§ Collected data:
▬▬▬

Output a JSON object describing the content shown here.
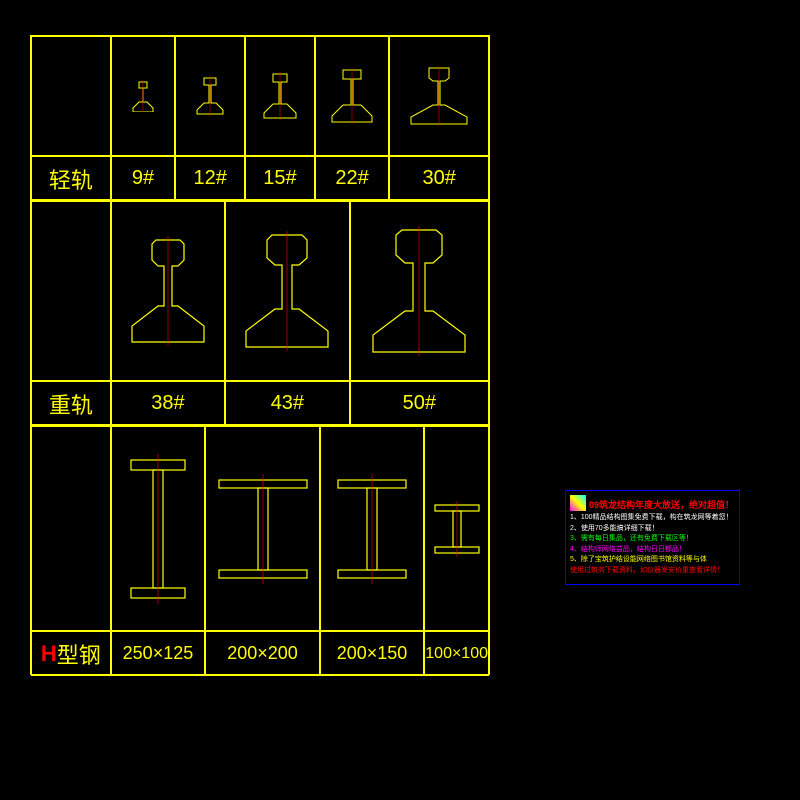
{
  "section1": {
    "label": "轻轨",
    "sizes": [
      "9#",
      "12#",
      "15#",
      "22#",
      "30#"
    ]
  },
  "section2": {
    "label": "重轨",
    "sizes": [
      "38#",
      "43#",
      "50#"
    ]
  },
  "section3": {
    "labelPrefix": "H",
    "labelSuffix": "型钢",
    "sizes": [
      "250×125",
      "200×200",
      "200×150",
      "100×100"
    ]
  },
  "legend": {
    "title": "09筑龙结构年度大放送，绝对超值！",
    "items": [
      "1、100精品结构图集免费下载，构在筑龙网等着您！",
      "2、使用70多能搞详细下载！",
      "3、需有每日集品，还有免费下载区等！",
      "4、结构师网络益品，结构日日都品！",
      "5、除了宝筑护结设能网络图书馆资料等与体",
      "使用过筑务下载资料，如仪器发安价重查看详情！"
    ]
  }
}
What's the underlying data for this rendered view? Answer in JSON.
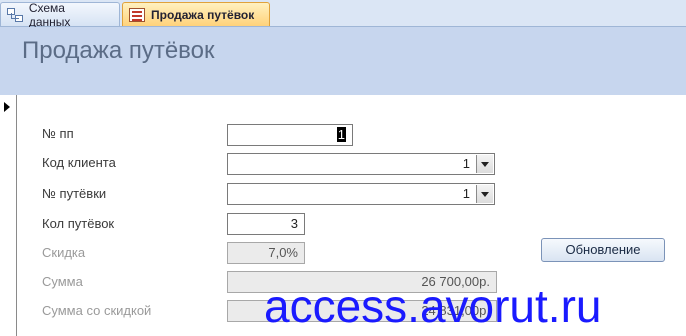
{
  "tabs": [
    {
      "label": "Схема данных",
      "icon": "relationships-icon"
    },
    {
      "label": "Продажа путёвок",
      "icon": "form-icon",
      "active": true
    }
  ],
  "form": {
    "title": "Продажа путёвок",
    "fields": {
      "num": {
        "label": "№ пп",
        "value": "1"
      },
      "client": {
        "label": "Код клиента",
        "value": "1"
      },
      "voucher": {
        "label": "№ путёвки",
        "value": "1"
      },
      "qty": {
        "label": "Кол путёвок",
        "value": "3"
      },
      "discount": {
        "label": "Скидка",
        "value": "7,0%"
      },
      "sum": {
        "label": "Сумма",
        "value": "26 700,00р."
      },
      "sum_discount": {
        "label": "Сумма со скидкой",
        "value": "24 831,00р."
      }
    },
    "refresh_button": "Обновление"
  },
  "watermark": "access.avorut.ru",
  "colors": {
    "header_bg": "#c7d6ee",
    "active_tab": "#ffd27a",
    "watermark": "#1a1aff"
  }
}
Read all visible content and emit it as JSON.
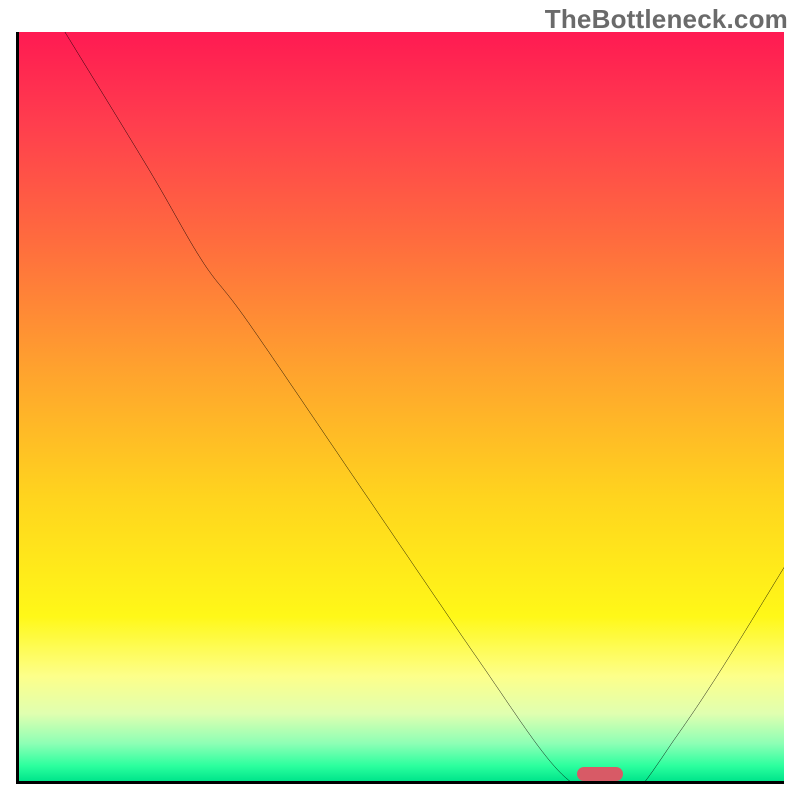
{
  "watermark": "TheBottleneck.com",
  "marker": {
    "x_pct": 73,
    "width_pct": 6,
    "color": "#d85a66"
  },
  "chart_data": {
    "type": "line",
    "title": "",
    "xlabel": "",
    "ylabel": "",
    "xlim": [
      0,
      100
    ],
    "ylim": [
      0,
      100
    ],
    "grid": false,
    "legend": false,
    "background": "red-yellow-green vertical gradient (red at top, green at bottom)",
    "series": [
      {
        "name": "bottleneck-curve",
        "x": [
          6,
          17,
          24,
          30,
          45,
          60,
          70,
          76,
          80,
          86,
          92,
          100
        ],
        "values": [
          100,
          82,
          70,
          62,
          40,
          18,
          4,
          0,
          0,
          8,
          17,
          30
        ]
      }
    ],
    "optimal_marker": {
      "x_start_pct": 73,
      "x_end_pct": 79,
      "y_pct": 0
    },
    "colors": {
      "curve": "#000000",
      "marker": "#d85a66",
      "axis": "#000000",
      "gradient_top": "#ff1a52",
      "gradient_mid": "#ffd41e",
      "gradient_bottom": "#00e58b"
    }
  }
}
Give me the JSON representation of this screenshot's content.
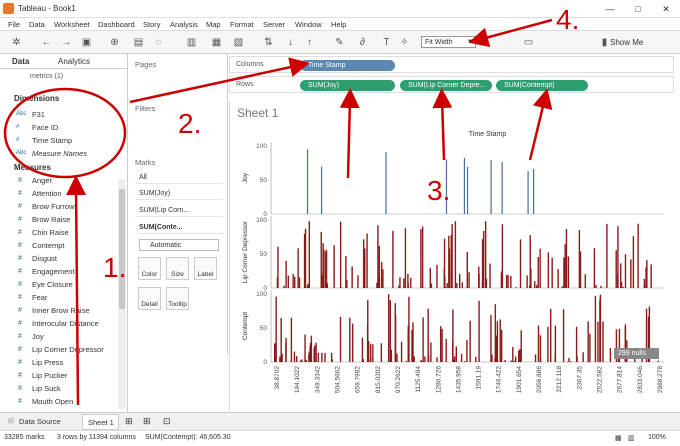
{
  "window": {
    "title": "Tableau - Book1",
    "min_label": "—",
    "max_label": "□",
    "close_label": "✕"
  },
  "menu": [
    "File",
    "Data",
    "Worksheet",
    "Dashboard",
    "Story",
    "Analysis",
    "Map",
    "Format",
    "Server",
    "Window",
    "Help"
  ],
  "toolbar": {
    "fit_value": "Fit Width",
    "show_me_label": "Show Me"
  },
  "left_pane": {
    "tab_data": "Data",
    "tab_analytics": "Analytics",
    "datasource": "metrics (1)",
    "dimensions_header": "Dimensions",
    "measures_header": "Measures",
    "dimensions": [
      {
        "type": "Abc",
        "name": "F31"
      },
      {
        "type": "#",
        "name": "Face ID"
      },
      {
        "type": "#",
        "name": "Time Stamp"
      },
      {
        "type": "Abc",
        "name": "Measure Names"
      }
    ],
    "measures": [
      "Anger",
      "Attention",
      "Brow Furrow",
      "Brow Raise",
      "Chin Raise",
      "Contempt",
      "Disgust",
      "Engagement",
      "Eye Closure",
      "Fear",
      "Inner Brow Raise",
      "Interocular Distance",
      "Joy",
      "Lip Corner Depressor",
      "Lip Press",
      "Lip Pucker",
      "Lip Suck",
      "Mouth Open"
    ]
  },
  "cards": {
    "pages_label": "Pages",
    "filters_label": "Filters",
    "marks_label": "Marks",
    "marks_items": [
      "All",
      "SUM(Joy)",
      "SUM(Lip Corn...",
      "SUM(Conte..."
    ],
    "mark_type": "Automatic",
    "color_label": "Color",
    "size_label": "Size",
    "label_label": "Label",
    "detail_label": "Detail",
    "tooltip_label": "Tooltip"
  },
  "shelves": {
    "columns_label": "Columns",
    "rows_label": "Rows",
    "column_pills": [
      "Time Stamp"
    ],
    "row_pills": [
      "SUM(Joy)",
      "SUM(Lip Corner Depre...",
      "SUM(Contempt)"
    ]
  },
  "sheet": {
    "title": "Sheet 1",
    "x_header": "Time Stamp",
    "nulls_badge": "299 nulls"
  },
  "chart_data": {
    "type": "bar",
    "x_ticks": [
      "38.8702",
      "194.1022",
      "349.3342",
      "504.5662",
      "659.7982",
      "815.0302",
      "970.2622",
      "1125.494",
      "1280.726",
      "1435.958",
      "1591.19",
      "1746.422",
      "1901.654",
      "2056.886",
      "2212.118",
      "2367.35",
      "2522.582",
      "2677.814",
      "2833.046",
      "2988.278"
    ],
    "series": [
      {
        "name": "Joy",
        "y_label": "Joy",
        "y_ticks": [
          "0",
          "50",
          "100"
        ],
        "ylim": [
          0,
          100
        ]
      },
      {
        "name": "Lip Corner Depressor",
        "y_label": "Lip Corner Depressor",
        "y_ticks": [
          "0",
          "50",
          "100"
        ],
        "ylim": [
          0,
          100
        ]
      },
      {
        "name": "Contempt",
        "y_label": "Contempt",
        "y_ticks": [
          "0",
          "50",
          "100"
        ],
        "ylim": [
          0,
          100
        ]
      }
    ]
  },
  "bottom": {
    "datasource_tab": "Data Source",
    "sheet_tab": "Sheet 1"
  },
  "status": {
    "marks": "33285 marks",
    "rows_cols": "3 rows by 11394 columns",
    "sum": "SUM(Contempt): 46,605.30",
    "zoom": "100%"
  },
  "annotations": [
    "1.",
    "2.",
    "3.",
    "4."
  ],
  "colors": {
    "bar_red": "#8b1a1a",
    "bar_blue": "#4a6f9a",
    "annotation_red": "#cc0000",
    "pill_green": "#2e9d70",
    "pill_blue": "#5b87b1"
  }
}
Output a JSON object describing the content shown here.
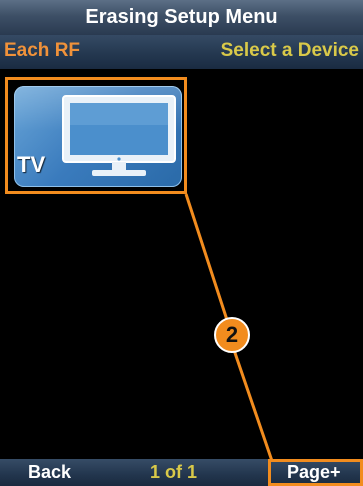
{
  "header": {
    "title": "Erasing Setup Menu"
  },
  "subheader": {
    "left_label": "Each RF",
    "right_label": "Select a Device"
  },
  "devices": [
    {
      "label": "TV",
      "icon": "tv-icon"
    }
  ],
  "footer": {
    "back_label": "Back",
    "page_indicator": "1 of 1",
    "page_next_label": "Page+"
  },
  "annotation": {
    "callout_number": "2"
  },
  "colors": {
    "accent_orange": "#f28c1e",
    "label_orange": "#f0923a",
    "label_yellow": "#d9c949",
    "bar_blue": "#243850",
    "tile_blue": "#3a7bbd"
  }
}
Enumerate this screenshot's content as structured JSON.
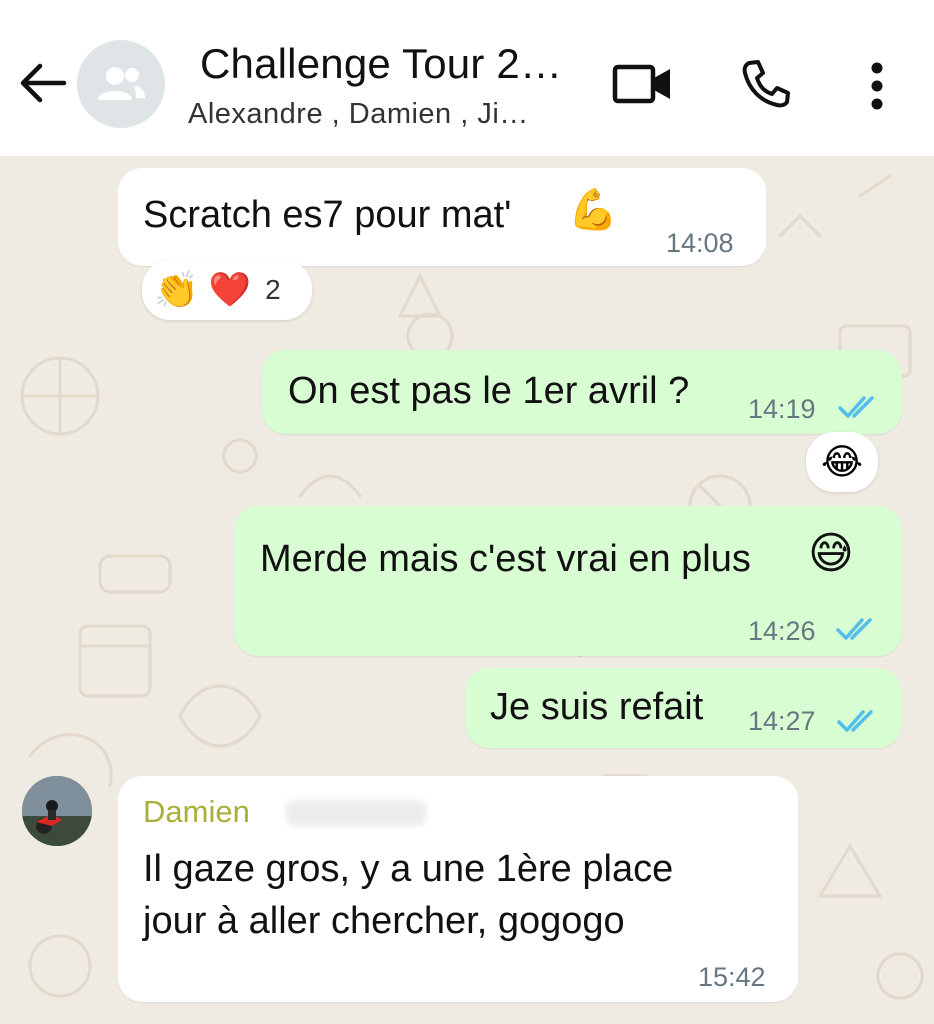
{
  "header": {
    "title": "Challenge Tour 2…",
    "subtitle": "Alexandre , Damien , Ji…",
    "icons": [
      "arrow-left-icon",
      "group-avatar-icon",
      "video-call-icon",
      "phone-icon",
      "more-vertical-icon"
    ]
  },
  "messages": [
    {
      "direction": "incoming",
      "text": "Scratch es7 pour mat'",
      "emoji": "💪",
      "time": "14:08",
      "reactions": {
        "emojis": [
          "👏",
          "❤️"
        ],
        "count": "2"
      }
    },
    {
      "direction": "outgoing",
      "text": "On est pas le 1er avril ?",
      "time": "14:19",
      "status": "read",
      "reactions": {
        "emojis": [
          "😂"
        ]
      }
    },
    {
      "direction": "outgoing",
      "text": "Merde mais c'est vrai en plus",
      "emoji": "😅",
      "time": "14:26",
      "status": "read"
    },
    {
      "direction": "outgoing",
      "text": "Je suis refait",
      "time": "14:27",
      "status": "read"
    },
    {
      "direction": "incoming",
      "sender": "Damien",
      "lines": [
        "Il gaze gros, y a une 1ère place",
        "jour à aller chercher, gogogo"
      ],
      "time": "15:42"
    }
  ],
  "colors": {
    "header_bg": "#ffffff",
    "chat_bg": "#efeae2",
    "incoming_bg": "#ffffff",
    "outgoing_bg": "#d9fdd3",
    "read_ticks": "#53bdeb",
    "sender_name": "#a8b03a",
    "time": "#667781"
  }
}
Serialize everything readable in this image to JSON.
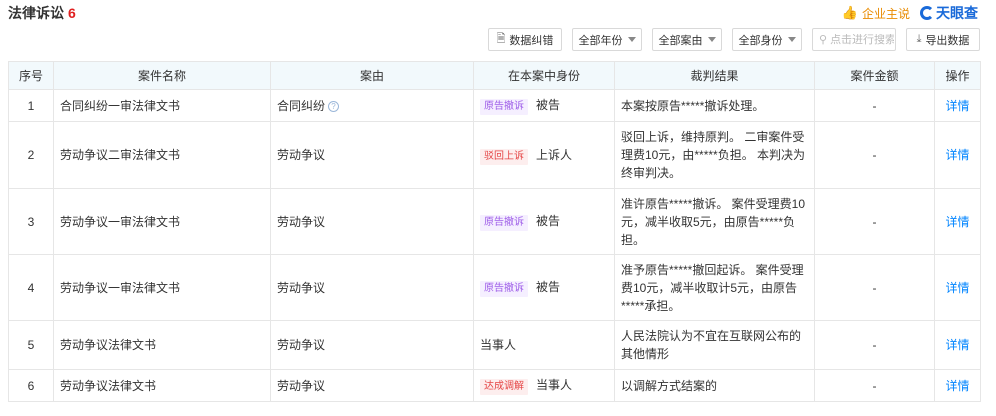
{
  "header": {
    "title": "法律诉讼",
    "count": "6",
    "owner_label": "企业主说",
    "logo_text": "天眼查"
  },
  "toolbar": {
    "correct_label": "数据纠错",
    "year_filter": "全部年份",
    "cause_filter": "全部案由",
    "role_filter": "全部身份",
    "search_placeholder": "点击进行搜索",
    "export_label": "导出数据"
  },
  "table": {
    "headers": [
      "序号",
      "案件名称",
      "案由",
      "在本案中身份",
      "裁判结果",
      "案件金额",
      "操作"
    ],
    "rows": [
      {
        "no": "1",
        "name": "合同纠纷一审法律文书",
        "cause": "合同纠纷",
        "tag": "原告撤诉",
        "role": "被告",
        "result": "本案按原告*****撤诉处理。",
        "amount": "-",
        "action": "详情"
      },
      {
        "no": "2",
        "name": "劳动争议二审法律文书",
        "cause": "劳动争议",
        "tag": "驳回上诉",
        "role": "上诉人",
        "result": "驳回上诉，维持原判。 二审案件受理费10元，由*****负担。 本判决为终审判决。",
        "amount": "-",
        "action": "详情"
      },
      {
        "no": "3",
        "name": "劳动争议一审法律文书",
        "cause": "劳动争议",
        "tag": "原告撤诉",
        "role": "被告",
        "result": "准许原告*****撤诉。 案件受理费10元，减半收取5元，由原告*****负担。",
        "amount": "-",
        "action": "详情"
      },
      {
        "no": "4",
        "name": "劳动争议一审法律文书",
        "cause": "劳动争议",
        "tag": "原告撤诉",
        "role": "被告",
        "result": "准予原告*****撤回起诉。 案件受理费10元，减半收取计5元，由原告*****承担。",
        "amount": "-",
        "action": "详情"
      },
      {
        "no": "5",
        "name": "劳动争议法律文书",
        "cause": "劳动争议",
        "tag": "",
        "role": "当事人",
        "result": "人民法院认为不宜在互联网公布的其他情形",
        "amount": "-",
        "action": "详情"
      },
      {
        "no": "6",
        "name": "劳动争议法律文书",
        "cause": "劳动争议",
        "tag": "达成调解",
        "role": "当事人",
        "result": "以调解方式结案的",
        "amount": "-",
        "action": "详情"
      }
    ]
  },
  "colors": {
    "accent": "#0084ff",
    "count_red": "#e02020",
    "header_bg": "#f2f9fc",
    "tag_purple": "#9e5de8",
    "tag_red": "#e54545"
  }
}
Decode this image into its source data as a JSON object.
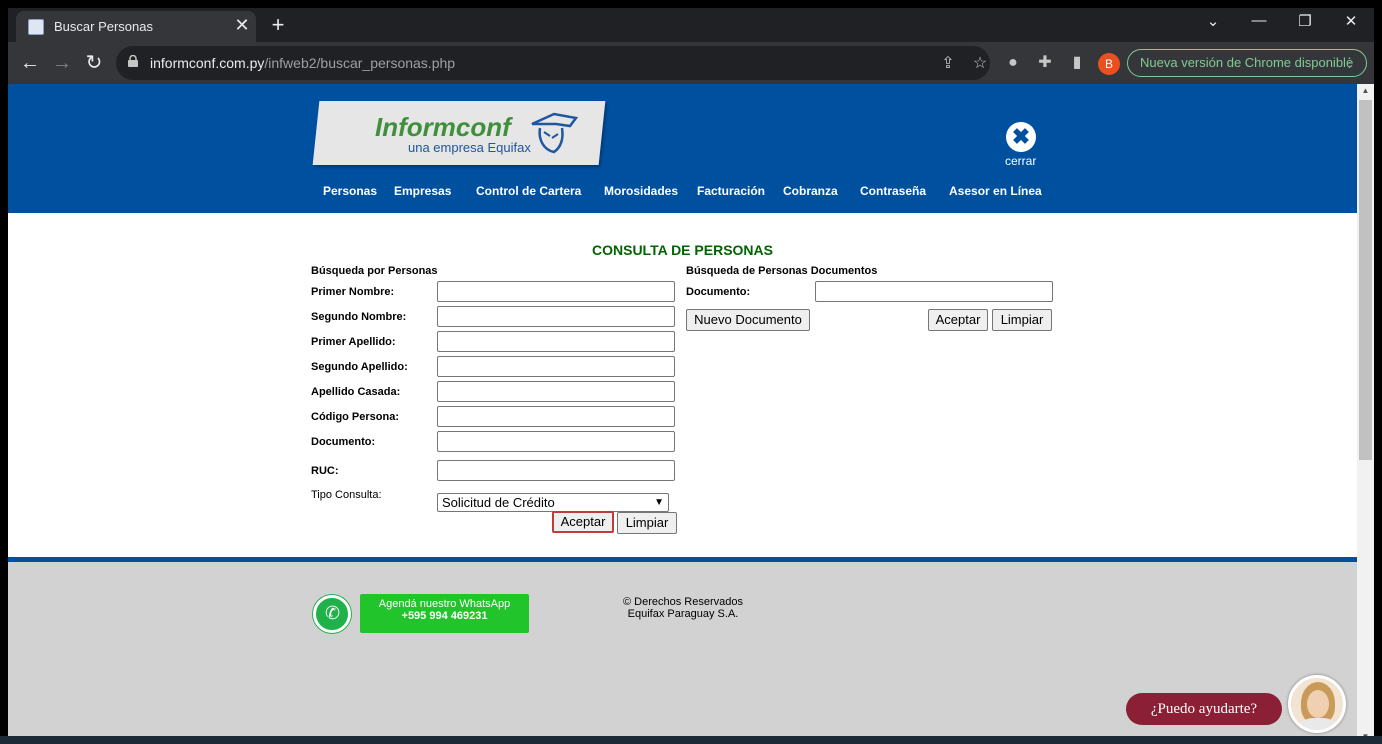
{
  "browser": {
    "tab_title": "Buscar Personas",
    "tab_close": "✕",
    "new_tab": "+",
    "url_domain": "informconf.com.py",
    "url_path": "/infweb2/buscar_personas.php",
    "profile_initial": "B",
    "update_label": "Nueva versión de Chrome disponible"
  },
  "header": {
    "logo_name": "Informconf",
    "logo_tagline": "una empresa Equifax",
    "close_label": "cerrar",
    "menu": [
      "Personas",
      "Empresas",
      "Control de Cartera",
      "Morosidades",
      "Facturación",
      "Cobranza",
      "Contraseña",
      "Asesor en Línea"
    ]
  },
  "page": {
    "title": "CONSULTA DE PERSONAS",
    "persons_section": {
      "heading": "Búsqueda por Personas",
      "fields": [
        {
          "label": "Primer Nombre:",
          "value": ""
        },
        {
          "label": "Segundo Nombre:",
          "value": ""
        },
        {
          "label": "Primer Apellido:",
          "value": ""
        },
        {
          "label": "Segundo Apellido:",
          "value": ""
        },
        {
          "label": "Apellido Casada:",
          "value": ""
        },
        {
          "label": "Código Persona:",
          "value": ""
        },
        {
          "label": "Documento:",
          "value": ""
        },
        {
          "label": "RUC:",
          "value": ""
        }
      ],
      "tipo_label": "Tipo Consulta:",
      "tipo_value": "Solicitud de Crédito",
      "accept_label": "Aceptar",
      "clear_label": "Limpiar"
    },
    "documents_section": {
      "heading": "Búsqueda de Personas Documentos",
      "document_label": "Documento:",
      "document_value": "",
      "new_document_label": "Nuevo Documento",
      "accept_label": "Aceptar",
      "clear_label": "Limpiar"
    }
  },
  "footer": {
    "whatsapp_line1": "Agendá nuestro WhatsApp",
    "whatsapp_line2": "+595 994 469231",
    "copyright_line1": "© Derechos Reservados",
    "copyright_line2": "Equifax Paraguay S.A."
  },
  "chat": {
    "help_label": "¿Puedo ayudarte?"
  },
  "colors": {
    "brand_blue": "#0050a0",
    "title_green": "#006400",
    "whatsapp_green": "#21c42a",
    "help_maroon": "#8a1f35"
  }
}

▬▬▬

Your answer should be one number: how many lines in the material above contain the string "ffffff".

§ IN RESPONSE:
2